--- Aim ---
Find the line containing "Output the text content of this document." in the material below; copy that line and all following lines exactly.

(Dataset records)

--- START ---

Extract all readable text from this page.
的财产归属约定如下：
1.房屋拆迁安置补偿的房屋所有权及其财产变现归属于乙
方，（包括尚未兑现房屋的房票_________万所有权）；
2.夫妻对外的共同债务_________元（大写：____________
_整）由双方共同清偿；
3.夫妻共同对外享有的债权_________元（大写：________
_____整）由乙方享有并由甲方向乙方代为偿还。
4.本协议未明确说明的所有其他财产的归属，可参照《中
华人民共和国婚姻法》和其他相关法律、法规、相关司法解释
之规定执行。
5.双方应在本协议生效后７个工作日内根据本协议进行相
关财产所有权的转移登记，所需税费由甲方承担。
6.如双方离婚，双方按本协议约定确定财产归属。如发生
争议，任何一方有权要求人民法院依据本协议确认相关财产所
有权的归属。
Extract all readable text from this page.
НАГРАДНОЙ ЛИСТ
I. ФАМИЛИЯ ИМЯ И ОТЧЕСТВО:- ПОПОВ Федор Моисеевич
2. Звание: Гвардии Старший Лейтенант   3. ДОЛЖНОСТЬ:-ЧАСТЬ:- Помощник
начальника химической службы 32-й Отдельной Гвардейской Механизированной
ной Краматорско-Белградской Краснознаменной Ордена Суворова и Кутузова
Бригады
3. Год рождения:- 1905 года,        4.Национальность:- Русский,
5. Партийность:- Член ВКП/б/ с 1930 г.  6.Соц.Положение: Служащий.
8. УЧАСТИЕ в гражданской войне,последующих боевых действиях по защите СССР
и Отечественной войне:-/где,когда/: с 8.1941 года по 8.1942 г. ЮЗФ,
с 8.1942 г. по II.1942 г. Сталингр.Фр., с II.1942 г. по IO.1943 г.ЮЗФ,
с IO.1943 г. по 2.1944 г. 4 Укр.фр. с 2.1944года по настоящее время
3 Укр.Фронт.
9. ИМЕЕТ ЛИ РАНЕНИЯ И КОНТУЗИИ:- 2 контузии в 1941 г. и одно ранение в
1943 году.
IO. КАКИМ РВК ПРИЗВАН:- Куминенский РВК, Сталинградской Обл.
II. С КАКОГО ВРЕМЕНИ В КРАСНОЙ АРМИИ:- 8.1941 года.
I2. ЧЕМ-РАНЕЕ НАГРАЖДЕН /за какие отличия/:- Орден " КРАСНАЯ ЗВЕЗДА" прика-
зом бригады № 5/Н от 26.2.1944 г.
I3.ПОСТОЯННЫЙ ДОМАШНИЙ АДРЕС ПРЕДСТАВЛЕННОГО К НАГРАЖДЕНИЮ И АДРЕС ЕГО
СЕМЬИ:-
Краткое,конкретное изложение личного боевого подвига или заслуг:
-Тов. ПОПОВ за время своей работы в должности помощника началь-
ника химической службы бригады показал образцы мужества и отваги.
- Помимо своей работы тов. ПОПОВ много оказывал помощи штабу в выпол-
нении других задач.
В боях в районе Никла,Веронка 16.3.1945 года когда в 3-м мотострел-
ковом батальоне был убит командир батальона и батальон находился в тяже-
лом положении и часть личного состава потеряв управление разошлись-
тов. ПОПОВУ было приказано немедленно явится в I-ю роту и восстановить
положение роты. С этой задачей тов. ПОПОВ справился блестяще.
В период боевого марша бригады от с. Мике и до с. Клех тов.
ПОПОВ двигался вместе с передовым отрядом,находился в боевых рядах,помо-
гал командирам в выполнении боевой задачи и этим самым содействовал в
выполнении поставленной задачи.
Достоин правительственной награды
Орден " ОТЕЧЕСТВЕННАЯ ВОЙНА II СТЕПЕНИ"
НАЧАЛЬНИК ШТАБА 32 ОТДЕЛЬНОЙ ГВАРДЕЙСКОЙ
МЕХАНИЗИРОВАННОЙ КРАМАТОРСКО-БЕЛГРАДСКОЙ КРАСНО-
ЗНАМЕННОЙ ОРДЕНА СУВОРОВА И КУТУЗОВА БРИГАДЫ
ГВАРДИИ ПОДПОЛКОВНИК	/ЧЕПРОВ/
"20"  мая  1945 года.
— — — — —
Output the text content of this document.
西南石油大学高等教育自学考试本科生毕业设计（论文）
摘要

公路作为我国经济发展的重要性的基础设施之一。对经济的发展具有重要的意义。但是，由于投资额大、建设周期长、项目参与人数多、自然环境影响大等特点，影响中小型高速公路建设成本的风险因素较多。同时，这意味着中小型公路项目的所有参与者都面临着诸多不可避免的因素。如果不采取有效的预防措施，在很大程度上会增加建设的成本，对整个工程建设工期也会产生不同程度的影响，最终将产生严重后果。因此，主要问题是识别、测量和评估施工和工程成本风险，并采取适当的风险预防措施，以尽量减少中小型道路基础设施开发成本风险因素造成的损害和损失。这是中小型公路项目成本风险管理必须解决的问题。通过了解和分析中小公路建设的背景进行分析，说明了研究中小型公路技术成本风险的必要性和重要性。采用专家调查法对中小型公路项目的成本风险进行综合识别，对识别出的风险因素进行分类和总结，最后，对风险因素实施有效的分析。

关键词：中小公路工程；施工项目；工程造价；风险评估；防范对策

--- END ---

--- Complete answer ---
Output the text content of this document.
西南石油大学高等教育自学考试本科生毕业设计（论文）
摘要

公路作为我国经济发展的重要性的基础设施之一。对经济的发展具有重要的意义。但是，由于投资额大、建设周期长、项目参与人数多、自然环境影响大等特点，影响中小型高速公路建设成本的风险因素较多。同时，这意味着中小型公路项目的所有参与者都面临着诸多不可避免的因素。如果不采取有效的预防措施，在很大程度上会增加建设的成本，对整个工程建设工期也会产生不同程度的影响，最终将产生严重后果。因此，主要问题是识别、测量和评估施工和工程成本风险，并采取适当的风险预防措施，以尽量减少中小型道路基础设施开发成本风险因素造成的损害和损失。这是中小型公路项目成本风险管理必须解决的问题。通过了解和分析中小公路建设的背景进行分析，说明了研究中小型公路技术成本风险的必要性和重要性。采用专家调查法对中小型公路项目的成本风险进行综合识别，对识别出的风险因素进行分类和总结，最后，对风险因素实施有效的分析。

关键词：中小公路工程；施工项目；工程造价；风险评估；防范对策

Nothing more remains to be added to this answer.